Find and copy every line in the records that includes the string "Vorschau".

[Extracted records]
+ + + +
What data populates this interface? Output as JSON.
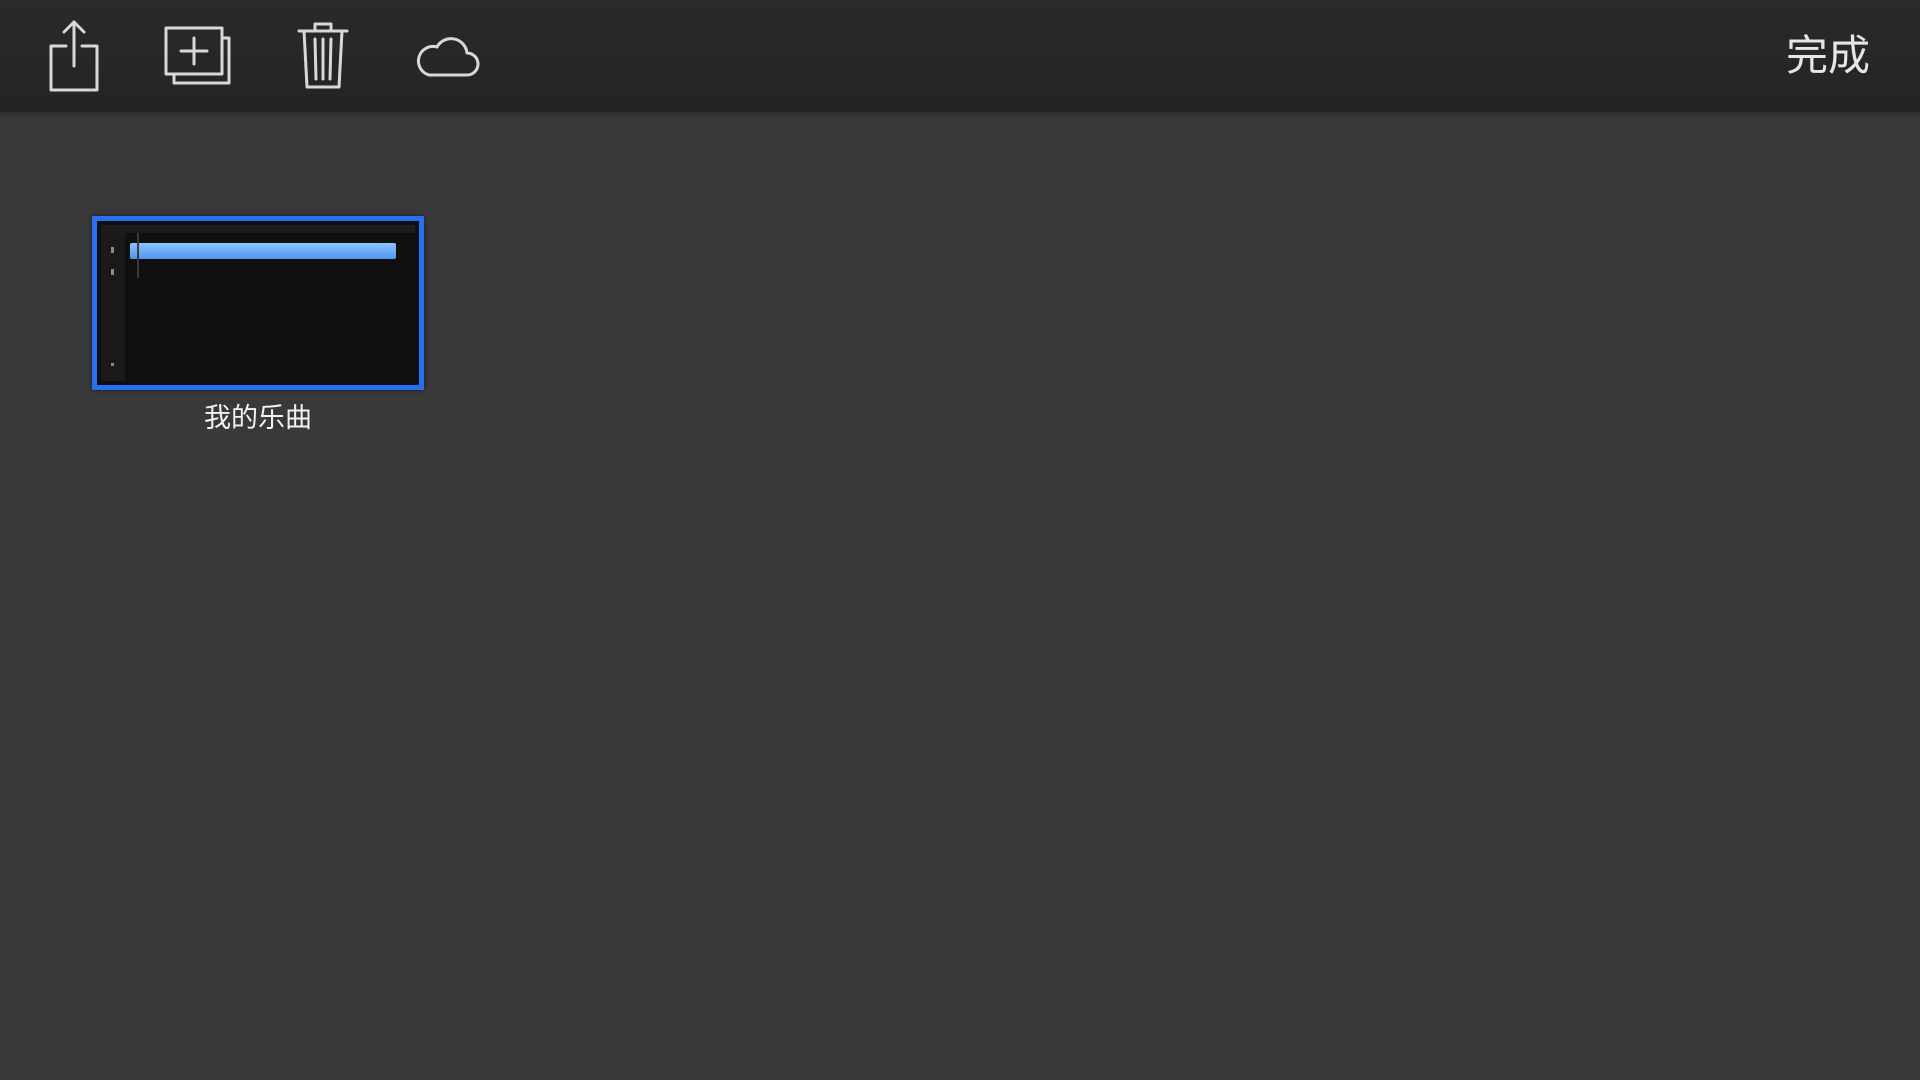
{
  "toolbar": {
    "icons": {
      "share": "share-icon",
      "duplicate": "duplicate-icon",
      "delete": "trash-icon",
      "cloud": "cloud-icon"
    },
    "done_label": "完成",
    "icon_color": "#d8d8d8"
  },
  "songs": [
    {
      "title": "我的乐曲",
      "selected": true,
      "selection_color": "#2a6ff0"
    }
  ]
}
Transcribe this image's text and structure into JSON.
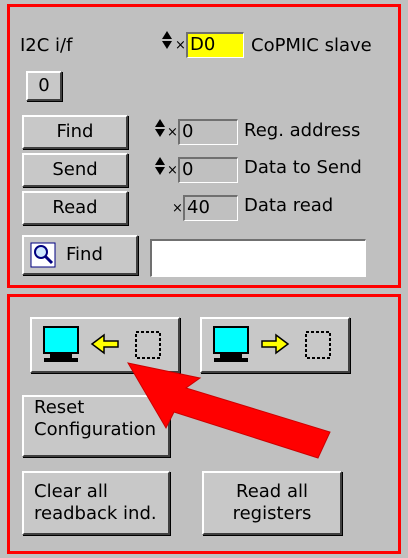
{
  "i2c": {
    "label": "I2C i/f",
    "index_value": "0",
    "slave_prefix": "×",
    "slave_value": "D0",
    "slave_label": "CoPMIC slave"
  },
  "buttons": {
    "find": "Find",
    "send": "Send",
    "read": "Read",
    "search_find": "Find"
  },
  "fields": {
    "reg_prefix": "×",
    "reg_value": "0",
    "reg_label": "Reg. address",
    "send_prefix": "×",
    "send_value": "0",
    "send_label": "Data to Send",
    "read_prefix": "×",
    "read_value": "40",
    "read_label": "Data read",
    "search_value": ""
  },
  "bottom": {
    "reset_line1": "Reset",
    "reset_line2": "Configuration",
    "clear_line1": "Clear all",
    "clear_line2": "readback ind.",
    "readall_line1": "Read all",
    "readall_line2": "registers"
  },
  "colors": {
    "panel_border": "#ff0000",
    "slave_field": "#ffff00",
    "monitor_screen": "#00ffff",
    "arrow_yellow": "#ffff00",
    "annotation_arrow": "#ff0000"
  },
  "icons": {
    "search": "magnifier-icon",
    "annotation": "red-arrow-icon"
  }
}
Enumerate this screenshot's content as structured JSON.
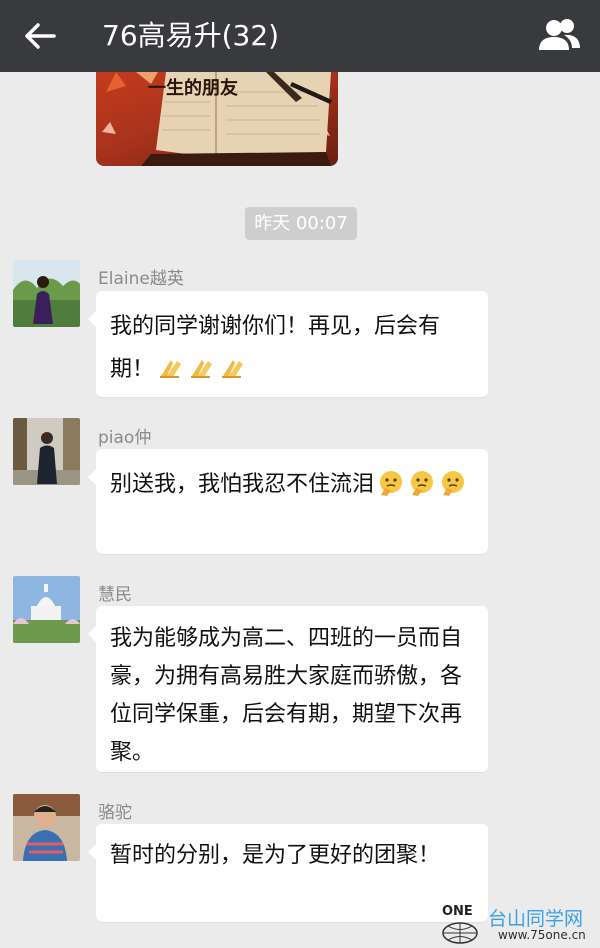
{
  "header": {
    "title": "76高易升(32)",
    "back_icon": "arrow-left-icon",
    "group_icon": "group-members-icon"
  },
  "shared_image": {
    "caption": "一生的朋友"
  },
  "timestamp": "昨天 00:07",
  "messages": [
    {
      "sender": "Elaine越英",
      "text": "我的同学谢谢你们！再见，后会有期！",
      "emoji": "clapping-hands-icon",
      "emoji_count": 3
    },
    {
      "sender": "piao仲",
      "text": "别送我，我怕我忍不住流泪",
      "emoji": "thinking-face-icon",
      "emoji_count": 3
    },
    {
      "sender": "慧民",
      "text": "我为能够成为高二、四班的一员而自豪，为拥有高易胜大家庭而骄傲，各位同学保重，后会有期，期望下次再聚。"
    },
    {
      "sender": "骆驼",
      "text": "暂时的分别，是为了更好的团聚！"
    }
  ],
  "watermark": {
    "logo": "ONE",
    "name": "台山同学网",
    "url": "www.75one.cn"
  },
  "colors": {
    "topbar": "#393a3e",
    "background": "#ebebeb",
    "bubble": "#ffffff",
    "timestamp_pill": "#cecece",
    "sender_name": "#8a8a8a"
  }
}
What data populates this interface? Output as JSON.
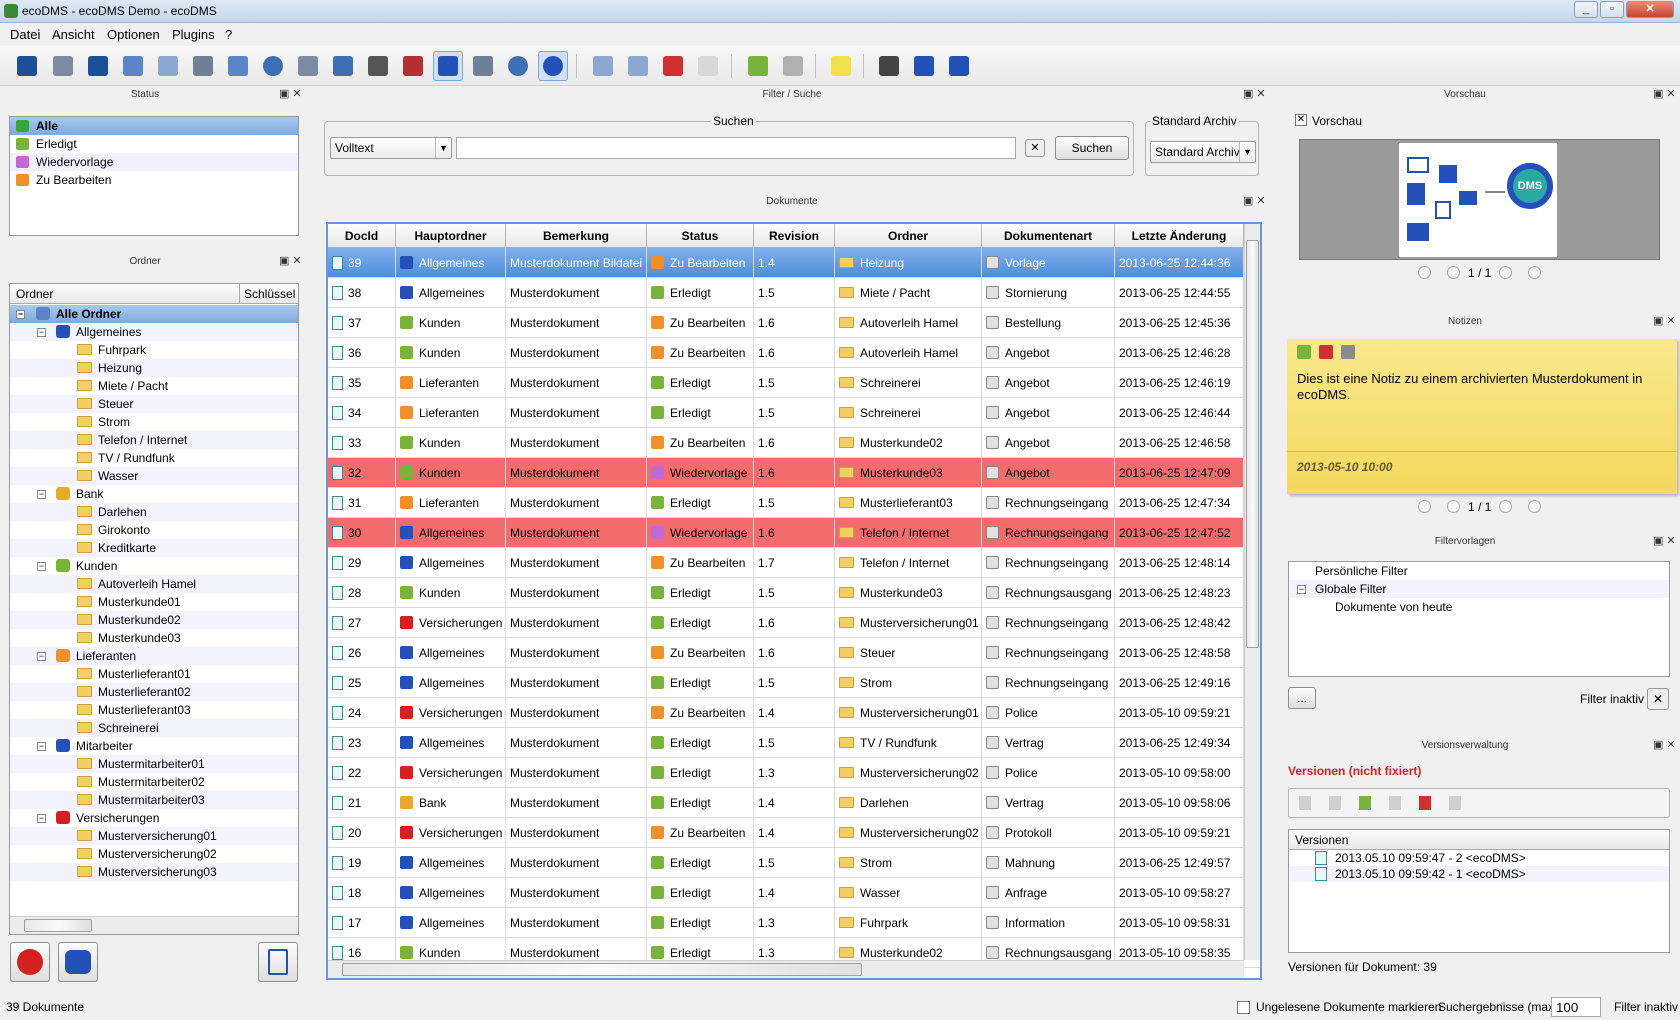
{
  "window": {
    "title": "ecoDMS - ecoDMS Demo - ecoDMS"
  },
  "menu": {
    "items": [
      "Datei",
      "Ansicht",
      "Optionen",
      "Plugins",
      "?"
    ]
  },
  "panels": {
    "status": "Status",
    "filter_search": "Filter / Suche",
    "documents": "Dokumente",
    "folder": "Ordner",
    "preview": "Vorschau",
    "notes": "Notizen",
    "filter_templates": "Filtervorlagen",
    "versions": "Versionsverwaltung"
  },
  "status_list": [
    "Alle",
    "Erledigt",
    "Wiedervorlage",
    "Zu Bearbeiten"
  ],
  "tree": {
    "col_folder": "Ordner",
    "col_key": "Schlüssel",
    "root": "Alle Ordner",
    "groups": [
      {
        "label": "Allgemeines",
        "icon": "puzzle-icon",
        "color": "#2451b8",
        "children": [
          "Fuhrpark",
          "Heizung",
          "Miete / Pacht",
          "Steuer",
          "Strom",
          "Telefon / Internet",
          "TV / Rundfunk",
          "Wasser"
        ]
      },
      {
        "label": "Bank",
        "icon": "bank-icon",
        "color": "#e8a92c",
        "children": [
          "Darlehen",
          "Girokonto",
          "Kreditkarte"
        ]
      },
      {
        "label": "Kunden",
        "icon": "people-icon",
        "color": "#7ab33b",
        "children": [
          "Autoverleih Hamel",
          "Musterkunde01",
          "Musterkunde02",
          "Musterkunde03"
        ]
      },
      {
        "label": "Lieferanten",
        "icon": "people-icon",
        "color": "#f0902c",
        "children": [
          "Musterlieferant01",
          "Musterlieferant02",
          "Musterlieferant03",
          "Schreinerei"
        ]
      },
      {
        "label": "Mitarbeiter",
        "icon": "people-icon",
        "color": "#2451b8",
        "children": [
          "Mustermitarbeiter01",
          "Mustermitarbeiter02",
          "Mustermitarbeiter03"
        ]
      },
      {
        "label": "Versicherungen",
        "icon": "shield-icon",
        "color": "#d42020",
        "children": [
          "Musterversicherung01",
          "Musterversicherung02",
          "Musterversicherung03"
        ]
      }
    ]
  },
  "search": {
    "group_label": "Suchen",
    "mode": "Volltext",
    "query": "",
    "button": "Suchen",
    "archive_group": "Standard Archiv",
    "archive_value": "Standard Archiv"
  },
  "table": {
    "columns": [
      "DocId",
      "Hauptordner",
      "Bemerkung",
      "Status",
      "Revision",
      "Ordner",
      "Dokumentenart",
      "Letzte Änderung"
    ],
    "rows": [
      [
        "39",
        "Allgemeines",
        "Musterdokument Bildatei",
        "Zu Bearbeiten",
        "1.4",
        "Heizung",
        "Vorlage",
        "2013-06-25 12:44:36"
      ],
      [
        "38",
        "Allgemeines",
        "Musterdokument",
        "Erledigt",
        "1.5",
        "Miete / Pacht",
        "Stornierung",
        "2013-06-25 12:44:55"
      ],
      [
        "37",
        "Kunden",
        "Musterdokument",
        "Zu Bearbeiten",
        "1.6",
        "Autoverleih Hamel",
        "Bestellung",
        "2013-06-25 12:45:36"
      ],
      [
        "36",
        "Kunden",
        "Musterdokument",
        "Zu Bearbeiten",
        "1.6",
        "Autoverleih Hamel",
        "Angebot",
        "2013-06-25 12:46:28"
      ],
      [
        "35",
        "Lieferanten",
        "Musterdokument",
        "Erledigt",
        "1.5",
        "Schreinerei",
        "Angebot",
        "2013-06-25 12:46:19"
      ],
      [
        "34",
        "Lieferanten",
        "Musterdokument",
        "Erledigt",
        "1.5",
        "Schreinerei",
        "Angebot",
        "2013-06-25 12:46:44"
      ],
      [
        "33",
        "Kunden",
        "Musterdokument",
        "Zu Bearbeiten",
        "1.6",
        "Musterkunde02",
        "Angebot",
        "2013-06-25 12:46:58"
      ],
      [
        "32",
        "Kunden",
        "Musterdokument",
        "Wiedervorlage",
        "1.6",
        "Musterkunde03",
        "Angebot",
        "2013-06-25 12:47:09"
      ],
      [
        "31",
        "Lieferanten",
        "Musterdokument",
        "Erledigt",
        "1.5",
        "Musterlieferant03",
        "Rechnungseingang",
        "2013-06-25 12:47:34"
      ],
      [
        "30",
        "Allgemeines",
        "Musterdokument",
        "Wiedervorlage",
        "1.6",
        "Telefon / Internet",
        "Rechnungseingang",
        "2013-06-25 12:47:52"
      ],
      [
        "29",
        "Allgemeines",
        "Musterdokument",
        "Zu Bearbeiten",
        "1.7",
        "Telefon / Internet",
        "Rechnungseingang",
        "2013-06-25 12:48:14"
      ],
      [
        "28",
        "Kunden",
        "Musterdokument",
        "Erledigt",
        "1.5",
        "Musterkunde03",
        "Rechnungsausgang",
        "2013-06-25 12:48:23"
      ],
      [
        "27",
        "Versicherungen",
        "Musterdokument",
        "Erledigt",
        "1.6",
        "Musterversicherung01",
        "Rechnungseingang",
        "2013-06-25 12:48:42"
      ],
      [
        "26",
        "Allgemeines",
        "Musterdokument",
        "Zu Bearbeiten",
        "1.6",
        "Steuer",
        "Rechnungseingang",
        "2013-06-25 12:48:58"
      ],
      [
        "25",
        "Allgemeines",
        "Musterdokument",
        "Erledigt",
        "1.5",
        "Strom",
        "Rechnungseingang",
        "2013-06-25 12:49:16"
      ],
      [
        "24",
        "Versicherungen",
        "Musterdokument",
        "Zu Bearbeiten",
        "1.4",
        "Musterversicherung01",
        "Police",
        "2013-05-10 09:59:21"
      ],
      [
        "23",
        "Allgemeines",
        "Musterdokument",
        "Erledigt",
        "1.5",
        "TV / Rundfunk",
        "Vertrag",
        "2013-06-25 12:49:34"
      ],
      [
        "22",
        "Versicherungen",
        "Musterdokument",
        "Erledigt",
        "1.3",
        "Musterversicherung02",
        "Police",
        "2013-05-10 09:58:00"
      ],
      [
        "21",
        "Bank",
        "Musterdokument",
        "Erledigt",
        "1.4",
        "Darlehen",
        "Vertrag",
        "2013-05-10 09:58:06"
      ],
      [
        "20",
        "Versicherungen",
        "Musterdokument",
        "Zu Bearbeiten",
        "1.4",
        "Musterversicherung02",
        "Protokoll",
        "2013-05-10 09:59:21"
      ],
      [
        "19",
        "Allgemeines",
        "Musterdokument",
        "Erledigt",
        "1.5",
        "Strom",
        "Mahnung",
        "2013-06-25 12:49:57"
      ],
      [
        "18",
        "Allgemeines",
        "Musterdokument",
        "Erledigt",
        "1.4",
        "Wasser",
        "Anfrage",
        "2013-05-10 09:58:27"
      ],
      [
        "17",
        "Allgemeines",
        "Musterdokument",
        "Erledigt",
        "1.3",
        "Fuhrpark",
        "Information",
        "2013-05-10 09:58:31"
      ],
      [
        "16",
        "Kunden",
        "Musterdokument",
        "Erledigt",
        "1.3",
        "Musterkunde02",
        "Rechnungsausgang",
        "2013-05-10 09:58:35"
      ]
    ],
    "selected_row": 0,
    "highlight_rows": [
      7,
      9
    ]
  },
  "preview": {
    "checkbox_label": "Vorschau",
    "page": "1 / 1",
    "logo_text": "DMS"
  },
  "note": {
    "text": "Dies ist eine Notiz zu einem archivierten Musterdokument in ecoDMS.",
    "date": "2013-05-10 10:00",
    "page": "1 / 1"
  },
  "filters": {
    "items": [
      "Persönliche Filter",
      "Globale Filter",
      "Dokumente von heute"
    ],
    "more_button": "...",
    "status": "Filter inaktiv"
  },
  "versions": {
    "heading": "Versionen (nicht fixiert)",
    "col": "Versionen",
    "items": [
      "2013.05.10 09:59:47 - 2 <ecoDMS>",
      "2013.05.10 09:59:42 - 1 <ecoDMS>"
    ],
    "footer": "Versionen für Dokument: 39"
  },
  "statusbar": {
    "count": "39 Dokumente",
    "unread_label": "Ungelesene Dokumente markieren",
    "max_label": "Suchergebnisse (max)",
    "max_value": "100",
    "filter": "Filter inaktiv"
  },
  "colors": {
    "accent": "#4f8ddc",
    "highlight_red": "#f26c6e",
    "note_yellow": "#f7e27c"
  }
}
+ + + +
● **TASK RESPONSE**
    "preview": "Vorschau",
    "checkbox_label": "Vorschau",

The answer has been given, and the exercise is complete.